Begin DATA PROVIDED
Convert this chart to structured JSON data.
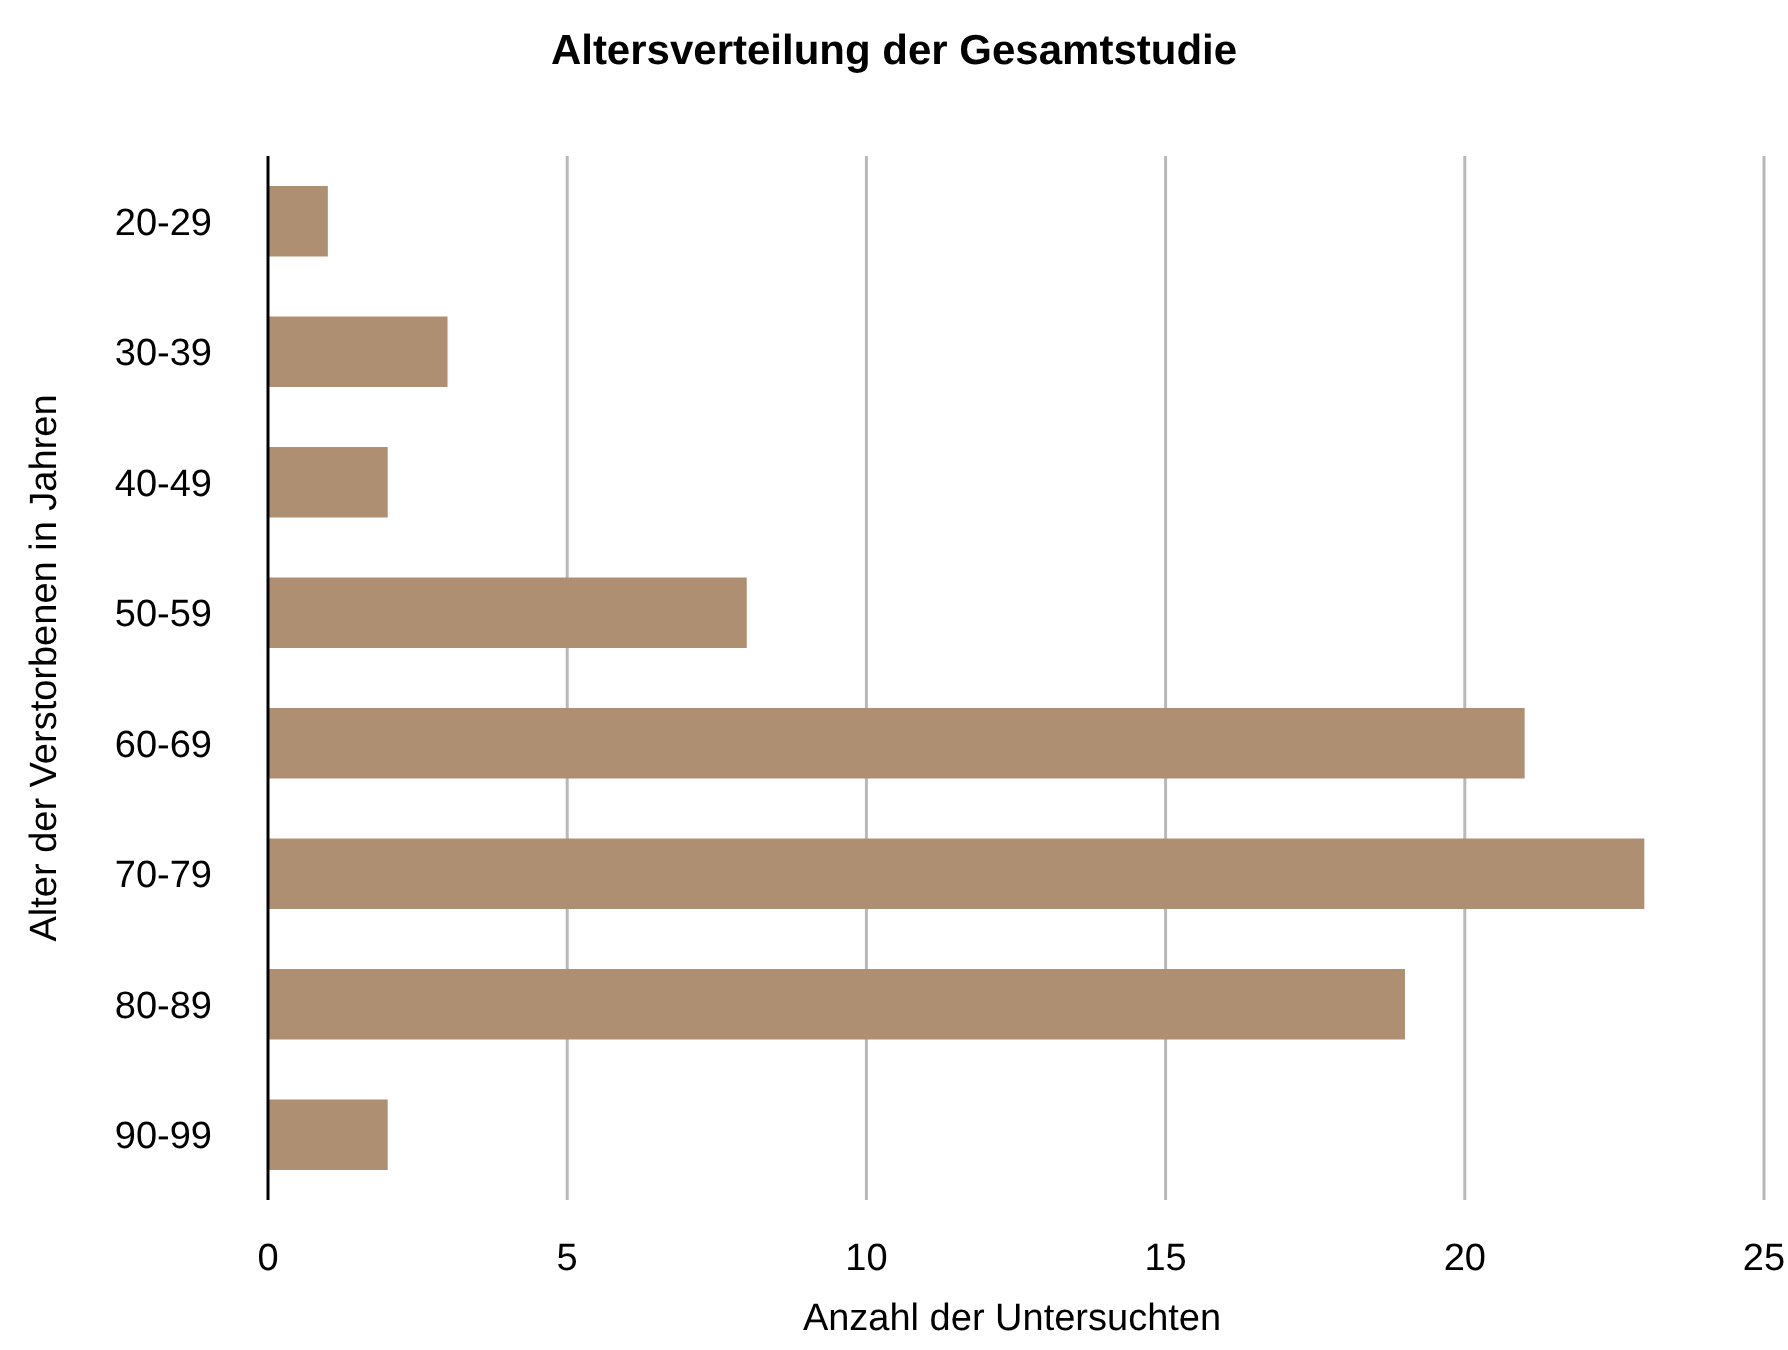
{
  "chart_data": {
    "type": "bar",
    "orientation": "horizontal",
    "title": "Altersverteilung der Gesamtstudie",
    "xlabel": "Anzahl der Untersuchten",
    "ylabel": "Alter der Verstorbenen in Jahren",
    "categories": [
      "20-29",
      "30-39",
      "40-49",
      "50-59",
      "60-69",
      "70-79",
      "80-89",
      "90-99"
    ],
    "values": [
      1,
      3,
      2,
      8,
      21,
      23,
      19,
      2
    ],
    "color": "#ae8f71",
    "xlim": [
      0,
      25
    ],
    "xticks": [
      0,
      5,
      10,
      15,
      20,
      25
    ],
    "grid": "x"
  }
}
End DATA PROVIDED
> _WHAT YOU SHOULD DO_: Transcribe the material exactly, keeping every word and none of the pictures.

> _COMPLETED TASK_:
Convert this chart to structured JSON data.
{
  "chart_data": {
    "type": "bar",
    "orientation": "horizontal",
    "title": "Altersverteilung der Gesamtstudie",
    "xlabel": "Anzahl der Untersuchten",
    "ylabel": "Alter der Verstorbenen in Jahren",
    "categories": [
      "20-29",
      "30-39",
      "40-49",
      "50-59",
      "60-69",
      "70-79",
      "80-89",
      "90-99"
    ],
    "values": [
      1,
      3,
      2,
      8,
      21,
      23,
      19,
      2
    ],
    "color": "#ae8f71",
    "xlim": [
      0,
      25
    ],
    "xticks": [
      0,
      5,
      10,
      15,
      20,
      25
    ],
    "grid": "x"
  }
}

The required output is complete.